#### DESCRIPTION OF THE TASK
Copy every line, leaving nothing out and adding nothing.
-- start RECORDS PROVIDED --
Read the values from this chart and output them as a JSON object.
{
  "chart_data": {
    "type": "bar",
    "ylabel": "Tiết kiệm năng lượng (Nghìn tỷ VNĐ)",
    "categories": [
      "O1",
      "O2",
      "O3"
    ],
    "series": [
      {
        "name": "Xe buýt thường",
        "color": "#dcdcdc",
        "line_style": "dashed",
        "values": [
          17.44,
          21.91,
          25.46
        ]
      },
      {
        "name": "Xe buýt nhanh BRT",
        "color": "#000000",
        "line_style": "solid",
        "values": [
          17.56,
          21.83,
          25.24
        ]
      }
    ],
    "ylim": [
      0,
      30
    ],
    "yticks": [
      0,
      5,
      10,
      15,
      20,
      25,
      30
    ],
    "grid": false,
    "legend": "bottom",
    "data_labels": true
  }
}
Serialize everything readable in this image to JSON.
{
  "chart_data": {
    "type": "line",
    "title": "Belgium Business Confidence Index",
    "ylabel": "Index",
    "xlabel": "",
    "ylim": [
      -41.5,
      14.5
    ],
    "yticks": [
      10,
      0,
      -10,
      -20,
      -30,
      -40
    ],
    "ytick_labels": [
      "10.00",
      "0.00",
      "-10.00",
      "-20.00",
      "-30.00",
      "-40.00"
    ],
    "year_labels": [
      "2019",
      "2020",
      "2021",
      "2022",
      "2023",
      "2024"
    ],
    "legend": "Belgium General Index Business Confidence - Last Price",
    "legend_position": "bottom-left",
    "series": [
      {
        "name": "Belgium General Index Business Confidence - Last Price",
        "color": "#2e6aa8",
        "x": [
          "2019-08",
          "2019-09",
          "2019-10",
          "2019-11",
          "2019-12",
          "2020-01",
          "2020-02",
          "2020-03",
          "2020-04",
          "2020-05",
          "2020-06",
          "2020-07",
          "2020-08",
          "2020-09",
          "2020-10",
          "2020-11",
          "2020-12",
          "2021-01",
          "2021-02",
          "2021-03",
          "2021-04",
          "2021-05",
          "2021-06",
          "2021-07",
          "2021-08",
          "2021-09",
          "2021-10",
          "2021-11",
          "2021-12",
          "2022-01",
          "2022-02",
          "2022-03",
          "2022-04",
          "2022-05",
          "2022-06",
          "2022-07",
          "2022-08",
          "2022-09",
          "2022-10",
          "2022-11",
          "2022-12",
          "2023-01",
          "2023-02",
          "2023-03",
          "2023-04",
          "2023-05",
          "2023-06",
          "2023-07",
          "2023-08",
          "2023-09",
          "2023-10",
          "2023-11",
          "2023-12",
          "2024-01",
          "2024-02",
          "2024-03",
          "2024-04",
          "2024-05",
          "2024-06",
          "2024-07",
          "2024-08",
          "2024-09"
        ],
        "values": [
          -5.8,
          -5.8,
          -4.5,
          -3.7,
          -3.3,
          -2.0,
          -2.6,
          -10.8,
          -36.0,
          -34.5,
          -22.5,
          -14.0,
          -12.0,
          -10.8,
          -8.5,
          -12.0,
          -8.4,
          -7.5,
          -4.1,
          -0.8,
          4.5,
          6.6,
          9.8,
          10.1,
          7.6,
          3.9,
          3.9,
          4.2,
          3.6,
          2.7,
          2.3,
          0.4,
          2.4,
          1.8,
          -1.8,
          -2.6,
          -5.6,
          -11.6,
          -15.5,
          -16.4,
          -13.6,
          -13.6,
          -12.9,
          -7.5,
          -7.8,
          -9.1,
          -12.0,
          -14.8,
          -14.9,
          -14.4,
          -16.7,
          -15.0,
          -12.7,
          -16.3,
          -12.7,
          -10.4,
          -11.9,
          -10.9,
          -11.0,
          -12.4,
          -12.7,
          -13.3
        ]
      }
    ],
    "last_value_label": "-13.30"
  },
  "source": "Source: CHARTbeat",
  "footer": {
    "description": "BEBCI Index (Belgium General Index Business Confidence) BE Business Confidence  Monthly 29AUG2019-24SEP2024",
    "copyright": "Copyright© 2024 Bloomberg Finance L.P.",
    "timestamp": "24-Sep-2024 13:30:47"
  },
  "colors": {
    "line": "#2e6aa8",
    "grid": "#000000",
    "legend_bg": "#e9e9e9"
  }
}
-- end RECORDS PROVIDED --
#### ANSWER FOR THE TASK
Read the values from this chart and output them as a JSON object.
{
  "chart_data": {
    "type": "bar",
    "ylabel": "Tiết kiệm năng lượng (Nghìn tỷ VNĐ)",
    "categories": [
      "O1",
      "O2",
      "O3"
    ],
    "series": [
      {
        "name": "Xe buýt thường",
        "color": "#dcdcdc",
        "line_style": "dashed",
        "values": [
          17.44,
          21.91,
          25.46
        ]
      },
      {
        "name": "Xe buýt nhanh BRT",
        "color": "#000000",
        "line_style": "solid",
        "values": [
          17.56,
          21.83,
          25.24
        ]
      }
    ],
    "ylim": [
      0,
      30
    ],
    "yticks": [
      0,
      5,
      10,
      15,
      20,
      25,
      30
    ],
    "grid": false,
    "legend": "bottom",
    "data_labels": true
  }
}
Serialize everything readable in this image to JSON.
{
  "chart_data": {
    "type": "line",
    "title": "Belgium Business Confidence Index",
    "ylabel": "Index",
    "xlabel": "",
    "ylim": [
      -41.5,
      14.5
    ],
    "yticks": [
      10,
      0,
      -10,
      -20,
      -30,
      -40
    ],
    "ytick_labels": [
      "10.00",
      "0.00",
      "-10.00",
      "-20.00",
      "-30.00",
      "-40.00"
    ],
    "year_labels": [
      "2019",
      "2020",
      "2021",
      "2022",
      "2023",
      "2024"
    ],
    "legend": "Belgium General Index Business Confidence - Last Price",
    "legend_position": "bottom-left",
    "series": [
      {
        "name": "Belgium General Index Business Confidence - Last Price",
        "color": "#2e6aa8",
        "x": [
          "2019-08",
          "2019-09",
          "2019-10",
          "2019-11",
          "2019-12",
          "2020-01",
          "2020-02",
          "2020-03",
          "2020-04",
          "2020-05",
          "2020-06",
          "2020-07",
          "2020-08",
          "2020-09",
          "2020-10",
          "2020-11",
          "2020-12",
          "2021-01",
          "2021-02",
          "2021-03",
          "2021-04",
          "2021-05",
          "2021-06",
          "2021-07",
          "2021-08",
          "2021-09",
          "2021-10",
          "2021-11",
          "2021-12",
          "2022-01",
          "2022-02",
          "2022-03",
          "2022-04",
          "2022-05",
          "2022-06",
          "2022-07",
          "2022-08",
          "2022-09",
          "2022-10",
          "2022-11",
          "2022-12",
          "2023-01",
          "2023-02",
          "2023-03",
          "2023-04",
          "2023-05",
          "2023-06",
          "2023-07",
          "2023-08",
          "2023-09",
          "2023-10",
          "2023-11",
          "2023-12",
          "2024-01",
          "2024-02",
          "2024-03",
          "2024-04",
          "2024-05",
          "2024-06",
          "2024-07",
          "2024-08",
          "2024-09"
        ],
        "values": [
          -5.8,
          -5.8,
          -4.5,
          -3.7,
          -3.3,
          -2.0,
          -2.6,
          -10.8,
          -36.0,
          -34.5,
          -22.5,
          -14.0,
          -12.0,
          -10.8,
          -8.5,
          -12.0,
          -8.4,
          -7.5,
          -4.1,
          -0.8,
          4.5,
          6.6,
          9.8,
          10.1,
          7.6,
          3.9,
          3.9,
          4.2,
          3.6,
          2.7,
          2.3,
          0.4,
          2.4,
          1.8,
          -1.8,
          -2.6,
          -5.6,
          -11.6,
          -15.5,
          -16.4,
          -13.6,
          -13.6,
          -12.9,
          -7.5,
          -7.8,
          -9.1,
          -12.0,
          -14.8,
          -14.9,
          -14.4,
          -16.7,
          -15.0,
          -12.7,
          -16.3,
          -12.7,
          -10.4,
          -11.9,
          -10.9,
          -11.0,
          -12.4,
          -12.7,
          -13.3
        ]
      }
    ],
    "last_value_label": "-13.30"
  },
  "source": "Source: CHARTbeat",
  "footer": {
    "description": "BEBCI Index (Belgium General Index Business Confidence) BE Business Confidence  Monthly 29AUG2019-24SEP2024",
    "copyright": "Copyright© 2024 Bloomberg Finance L.P.",
    "timestamp": "24-Sep-2024 13:30:47"
  },
  "colors": {
    "line": "#2e6aa8",
    "grid": "#000000",
    "legend_bg": "#e9e9e9"
  }
}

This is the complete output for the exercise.